_Given instruction:_
Omit the pictures, then write out every entry exactly as it reads.

_Data lines:_
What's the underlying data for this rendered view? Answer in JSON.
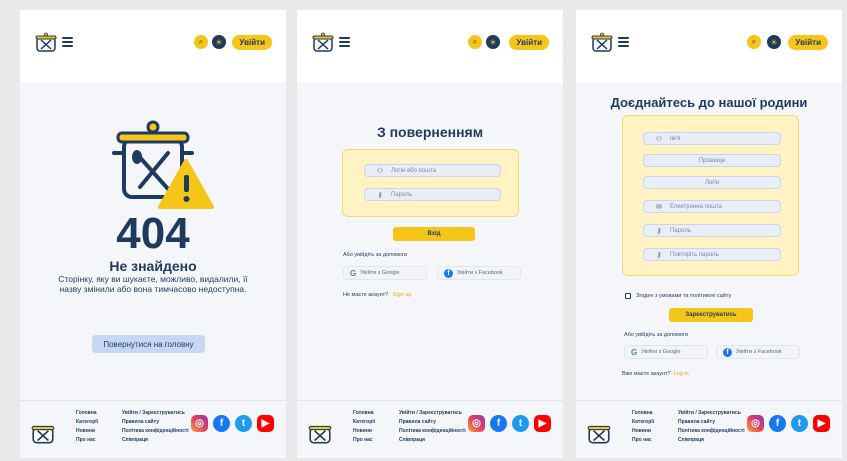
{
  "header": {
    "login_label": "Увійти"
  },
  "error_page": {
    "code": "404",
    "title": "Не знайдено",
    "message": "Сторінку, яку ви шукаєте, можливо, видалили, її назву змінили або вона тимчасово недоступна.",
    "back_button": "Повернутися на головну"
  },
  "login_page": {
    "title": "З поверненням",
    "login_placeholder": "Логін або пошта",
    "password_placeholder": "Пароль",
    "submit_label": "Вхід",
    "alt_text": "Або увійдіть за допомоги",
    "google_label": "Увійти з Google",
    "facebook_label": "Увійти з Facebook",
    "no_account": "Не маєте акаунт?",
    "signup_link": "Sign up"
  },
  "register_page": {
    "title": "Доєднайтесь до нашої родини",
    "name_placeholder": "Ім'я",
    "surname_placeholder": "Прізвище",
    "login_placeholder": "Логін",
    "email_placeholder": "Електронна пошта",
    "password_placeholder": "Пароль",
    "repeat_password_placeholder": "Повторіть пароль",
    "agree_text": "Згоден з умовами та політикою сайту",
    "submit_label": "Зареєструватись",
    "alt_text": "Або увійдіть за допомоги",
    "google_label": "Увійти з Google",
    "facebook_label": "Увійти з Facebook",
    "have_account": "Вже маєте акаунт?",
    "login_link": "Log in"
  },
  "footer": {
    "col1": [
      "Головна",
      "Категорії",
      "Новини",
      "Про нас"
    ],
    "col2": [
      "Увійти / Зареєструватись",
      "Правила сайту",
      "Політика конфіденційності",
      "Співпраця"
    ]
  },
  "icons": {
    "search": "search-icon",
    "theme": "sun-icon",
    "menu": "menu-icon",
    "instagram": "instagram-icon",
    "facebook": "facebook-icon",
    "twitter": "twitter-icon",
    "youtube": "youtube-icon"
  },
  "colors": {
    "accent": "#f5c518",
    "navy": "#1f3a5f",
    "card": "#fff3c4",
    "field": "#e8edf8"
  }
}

_The completed task:_
What's the underlying data for this rendered view? Answer in JSON.
{
  "header": {
    "login_label": "Увійти"
  },
  "error_page": {
    "code": "404",
    "title": "Не знайдено",
    "message": "Сторінку, яку ви шукаєте, можливо, видалили, її назву змінили або вона тимчасово недоступна.",
    "back_button": "Повернутися на головну"
  },
  "login_page": {
    "title": "З поверненням",
    "login_placeholder": "Логін або пошта",
    "password_placeholder": "Пароль",
    "submit_label": "Вхід",
    "alt_text": "Або увійдіть за допомоги",
    "google_label": "Увійти з Google",
    "facebook_label": "Увійти з Facebook",
    "no_account": "Не маєте акаунт?",
    "signup_link": "Sign up"
  },
  "register_page": {
    "title": "Доєднайтесь до нашої родини",
    "name_placeholder": "Ім'я",
    "surname_placeholder": "Прізвище",
    "login_placeholder": "Логін",
    "email_placeholder": "Електронна пошта",
    "password_placeholder": "Пароль",
    "repeat_password_placeholder": "Повторіть пароль",
    "agree_text": "Згоден з умовами та політикою сайту",
    "submit_label": "Зареєструватись",
    "alt_text": "Або увійдіть за допомоги",
    "google_label": "Увійти з Google",
    "facebook_label": "Увійти з Facebook",
    "have_account": "Вже маєте акаунт?",
    "login_link": "Log in"
  },
  "footer": {
    "col1": [
      "Головна",
      "Категорії",
      "Новини",
      "Про нас"
    ],
    "col2": [
      "Увійти / Зареєструватись",
      "Правила сайту",
      "Політика конфіденційності",
      "Співпраця"
    ]
  },
  "icons": {
    "search": "search-icon",
    "theme": "sun-icon",
    "menu": "menu-icon",
    "instagram": "instagram-icon",
    "facebook": "facebook-icon",
    "twitter": "twitter-icon",
    "youtube": "youtube-icon"
  },
  "colors": {
    "accent": "#f5c518",
    "navy": "#1f3a5f",
    "card": "#fff3c4",
    "field": "#e8edf8"
  }
}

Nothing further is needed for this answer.